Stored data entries
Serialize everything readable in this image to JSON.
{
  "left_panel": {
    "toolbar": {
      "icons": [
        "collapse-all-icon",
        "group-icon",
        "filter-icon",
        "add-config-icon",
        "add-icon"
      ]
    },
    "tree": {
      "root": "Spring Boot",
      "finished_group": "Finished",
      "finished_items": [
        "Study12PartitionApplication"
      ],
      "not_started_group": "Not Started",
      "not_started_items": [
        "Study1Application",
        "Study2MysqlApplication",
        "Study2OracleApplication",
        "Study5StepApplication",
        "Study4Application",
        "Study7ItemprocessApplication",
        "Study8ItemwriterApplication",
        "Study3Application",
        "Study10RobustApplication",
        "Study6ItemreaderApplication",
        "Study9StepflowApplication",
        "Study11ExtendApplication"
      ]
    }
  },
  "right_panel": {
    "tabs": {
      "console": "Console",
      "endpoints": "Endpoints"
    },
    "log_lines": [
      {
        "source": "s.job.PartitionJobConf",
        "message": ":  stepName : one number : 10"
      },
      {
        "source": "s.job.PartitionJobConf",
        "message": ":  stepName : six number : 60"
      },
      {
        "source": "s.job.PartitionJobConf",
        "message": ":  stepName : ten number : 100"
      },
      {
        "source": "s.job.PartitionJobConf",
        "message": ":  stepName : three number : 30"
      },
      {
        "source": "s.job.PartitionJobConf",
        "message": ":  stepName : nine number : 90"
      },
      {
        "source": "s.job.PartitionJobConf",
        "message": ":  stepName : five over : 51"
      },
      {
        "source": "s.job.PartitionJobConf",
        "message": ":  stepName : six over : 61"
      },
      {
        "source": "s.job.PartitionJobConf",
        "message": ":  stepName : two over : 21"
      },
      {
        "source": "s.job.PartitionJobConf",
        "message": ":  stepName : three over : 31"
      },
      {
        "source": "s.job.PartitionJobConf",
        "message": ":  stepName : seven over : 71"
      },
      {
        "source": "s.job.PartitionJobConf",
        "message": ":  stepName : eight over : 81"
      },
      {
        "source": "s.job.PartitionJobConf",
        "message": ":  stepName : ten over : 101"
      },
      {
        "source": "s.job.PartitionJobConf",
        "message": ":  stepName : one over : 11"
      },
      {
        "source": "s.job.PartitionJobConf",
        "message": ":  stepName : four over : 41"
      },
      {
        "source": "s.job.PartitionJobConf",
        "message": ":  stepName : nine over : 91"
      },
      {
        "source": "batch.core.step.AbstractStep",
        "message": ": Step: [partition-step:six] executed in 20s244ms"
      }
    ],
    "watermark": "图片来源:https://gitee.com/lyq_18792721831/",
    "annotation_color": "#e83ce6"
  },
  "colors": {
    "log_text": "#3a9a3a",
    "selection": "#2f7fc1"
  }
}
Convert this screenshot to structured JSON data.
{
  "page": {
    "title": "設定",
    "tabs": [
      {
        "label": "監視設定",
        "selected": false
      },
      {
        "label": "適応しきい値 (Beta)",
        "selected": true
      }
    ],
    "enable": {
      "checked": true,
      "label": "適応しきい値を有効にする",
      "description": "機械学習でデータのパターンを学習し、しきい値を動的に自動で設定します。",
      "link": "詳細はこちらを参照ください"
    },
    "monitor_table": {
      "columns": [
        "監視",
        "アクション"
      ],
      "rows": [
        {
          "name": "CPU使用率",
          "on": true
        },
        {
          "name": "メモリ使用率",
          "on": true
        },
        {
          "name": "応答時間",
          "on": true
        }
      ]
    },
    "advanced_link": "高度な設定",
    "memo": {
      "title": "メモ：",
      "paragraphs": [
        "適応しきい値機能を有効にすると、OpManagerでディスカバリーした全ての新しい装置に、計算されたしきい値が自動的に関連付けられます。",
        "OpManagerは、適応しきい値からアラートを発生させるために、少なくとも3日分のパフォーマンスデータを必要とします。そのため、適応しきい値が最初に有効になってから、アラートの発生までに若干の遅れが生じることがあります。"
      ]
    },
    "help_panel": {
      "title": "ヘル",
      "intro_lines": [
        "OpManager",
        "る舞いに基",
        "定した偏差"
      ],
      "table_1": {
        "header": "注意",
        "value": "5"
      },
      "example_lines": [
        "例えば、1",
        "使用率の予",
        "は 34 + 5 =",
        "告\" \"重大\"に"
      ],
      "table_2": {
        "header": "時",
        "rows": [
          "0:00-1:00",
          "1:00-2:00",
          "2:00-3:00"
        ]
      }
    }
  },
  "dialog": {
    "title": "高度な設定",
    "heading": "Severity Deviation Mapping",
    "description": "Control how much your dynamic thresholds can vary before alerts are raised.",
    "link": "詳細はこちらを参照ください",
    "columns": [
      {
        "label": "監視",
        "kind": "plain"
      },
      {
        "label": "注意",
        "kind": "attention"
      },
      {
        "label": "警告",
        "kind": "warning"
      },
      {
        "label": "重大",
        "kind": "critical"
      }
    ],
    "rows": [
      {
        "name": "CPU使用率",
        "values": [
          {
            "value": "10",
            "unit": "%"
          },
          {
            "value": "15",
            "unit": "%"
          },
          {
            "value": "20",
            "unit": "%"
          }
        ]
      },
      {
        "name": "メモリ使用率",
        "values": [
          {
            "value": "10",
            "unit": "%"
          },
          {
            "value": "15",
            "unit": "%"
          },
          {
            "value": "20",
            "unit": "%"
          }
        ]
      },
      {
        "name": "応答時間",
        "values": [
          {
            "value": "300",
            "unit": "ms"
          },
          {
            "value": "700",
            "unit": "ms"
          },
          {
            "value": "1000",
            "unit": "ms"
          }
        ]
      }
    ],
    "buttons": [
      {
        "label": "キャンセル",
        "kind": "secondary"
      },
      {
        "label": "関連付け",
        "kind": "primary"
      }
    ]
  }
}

◆ Task prompt ◆
Every record above should be output exactly.

◆ Correct response ◆
Serialize everything readable in this image to JSON.
{
  "left_panel": {
    "toolbar": {
      "icons": [
        "collapse-all-icon",
        "group-icon",
        "filter-icon",
        "add-config-icon",
        "add-icon"
      ]
    },
    "tree": {
      "root": "Spring Boot",
      "finished_group": "Finished",
      "finished_items": [
        "Study12PartitionApplication"
      ],
      "not_started_group": "Not Started",
      "not_started_items": [
        "Study1Application",
        "Study2MysqlApplication",
        "Study2OracleApplication",
        "Study5StepApplication",
        "Study4Application",
        "Study7ItemprocessApplication",
        "Study8ItemwriterApplication",
        "Study3Application",
        "Study10RobustApplication",
        "Study6ItemreaderApplication",
        "Study9StepflowApplication",
        "Study11ExtendApplication"
      ]
    }
  },
  "right_panel": {
    "tabs": {
      "console": "Console",
      "endpoints": "Endpoints"
    },
    "log_lines": [
      {
        "source": "s.job.PartitionJobConf",
        "message": ":  stepName : one number : 10"
      },
      {
        "source": "s.job.PartitionJobConf",
        "message": ":  stepName : six number : 60"
      },
      {
        "source": "s.job.PartitionJobConf",
        "message": ":  stepName : ten number : 100"
      },
      {
        "source": "s.job.PartitionJobConf",
        "message": ":  stepName : three number : 30"
      },
      {
        "source": "s.job.PartitionJobConf",
        "message": ":  stepName : nine number : 90"
      },
      {
        "source": "s.job.PartitionJobConf",
        "message": ":  stepName : five over : 51"
      },
      {
        "source": "s.job.PartitionJobConf",
        "message": ":  stepName : six over : 61"
      },
      {
        "source": "s.job.PartitionJobConf",
        "message": ":  stepName : two over : 21"
      },
      {
        "source": "s.job.PartitionJobConf",
        "message": ":  stepName : three over : 31"
      },
      {
        "source": "s.job.PartitionJobConf",
        "message": ":  stepName : seven over : 71"
      },
      {
        "source": "s.job.PartitionJobConf",
        "message": ":  stepName : eight over : 81"
      },
      {
        "source": "s.job.PartitionJobConf",
        "message": ":  stepName : ten over : 101"
      },
      {
        "source": "s.job.PartitionJobConf",
        "message": ":  stepName : one over : 11"
      },
      {
        "source": "s.job.PartitionJobConf",
        "message": ":  stepName : four over : 41"
      },
      {
        "source": "s.job.PartitionJobConf",
        "message": ":  stepName : nine over : 91"
      },
      {
        "source": "batch.core.step.AbstractStep",
        "message": ": Step: [partition-step:six] executed in 20s244ms"
      }
    ],
    "watermark": "图片来源:https://gitee.com/lyq_18792721831/",
    "annotation_color": "#e83ce6"
  },
  "colors": {
    "log_text": "#3a9a3a",
    "selection": "#2f7fc1"
  }
}
Convert this screenshot to structured JSON data.
{
  "page": {
    "title": "設定",
    "tabs": [
      {
        "label": "監視設定",
        "selected": false
      },
      {
        "label": "適応しきい値 (Beta)",
        "selected": true
      }
    ],
    "enable": {
      "checked": true,
      "label": "適応しきい値を有効にする",
      "description": "機械学習でデータのパターンを学習し、しきい値を動的に自動で設定します。",
      "link": "詳細はこちらを参照ください"
    },
    "monitor_table": {
      "columns": [
        "監視",
        "アクション"
      ],
      "rows": [
        {
          "name": "CPU使用率",
          "on": true
        },
        {
          "name": "メモリ使用率",
          "on": true
        },
        {
          "name": "応答時間",
          "on": true
        }
      ]
    },
    "advanced_link": "高度な設定",
    "memo": {
      "title": "メモ：",
      "paragraphs": [
        "適応しきい値機能を有効にすると、OpManagerでディスカバリーした全ての新しい装置に、計算されたしきい値が自動的に関連付けられます。",
        "OpManagerは、適応しきい値からアラートを発生させるために、少なくとも3日分のパフォーマンスデータを必要とします。そのため、適応しきい値が最初に有効になってから、アラートの発生までに若干の遅れが生じることがあります。"
      ]
    },
    "help_panel": {
      "title": "ヘル",
      "intro_lines": [
        "OpManager",
        "る舞いに基",
        "定した偏差"
      ],
      "table_1": {
        "header": "注意",
        "value": "5"
      },
      "example_lines": [
        "例えば、1",
        "使用率の予",
        "は 34 + 5 =",
        "告\" \"重大\"に"
      ],
      "table_2": {
        "header": "時",
        "rows": [
          "0:00-1:00",
          "1:00-2:00",
          "2:00-3:00"
        ]
      }
    }
  },
  "dialog": {
    "title": "高度な設定",
    "heading": "Severity Deviation Mapping",
    "description": "Control how much your dynamic thresholds can vary before alerts are raised.",
    "link": "詳細はこちらを参照ください",
    "columns": [
      {
        "label": "監視",
        "kind": "plain"
      },
      {
        "label": "注意",
        "kind": "attention"
      },
      {
        "label": "警告",
        "kind": "warning"
      },
      {
        "label": "重大",
        "kind": "critical"
      }
    ],
    "rows": [
      {
        "name": "CPU使用率",
        "values": [
          {
            "value": "10",
            "unit": "%"
          },
          {
            "value": "15",
            "unit": "%"
          },
          {
            "value": "20",
            "unit": "%"
          }
        ]
      },
      {
        "name": "メモリ使用率",
        "values": [
          {
            "value": "10",
            "unit": "%"
          },
          {
            "value": "15",
            "unit": "%"
          },
          {
            "value": "20",
            "unit": "%"
          }
        ]
      },
      {
        "name": "応答時間",
        "values": [
          {
            "value": "300",
            "unit": "ms"
          },
          {
            "value": "700",
            "unit": "ms"
          },
          {
            "value": "1000",
            "unit": "ms"
          }
        ]
      }
    ],
    "buttons": [
      {
        "label": "キャンセル",
        "kind": "secondary"
      },
      {
        "label": "関連付け",
        "kind": "primary"
      }
    ]
  }
}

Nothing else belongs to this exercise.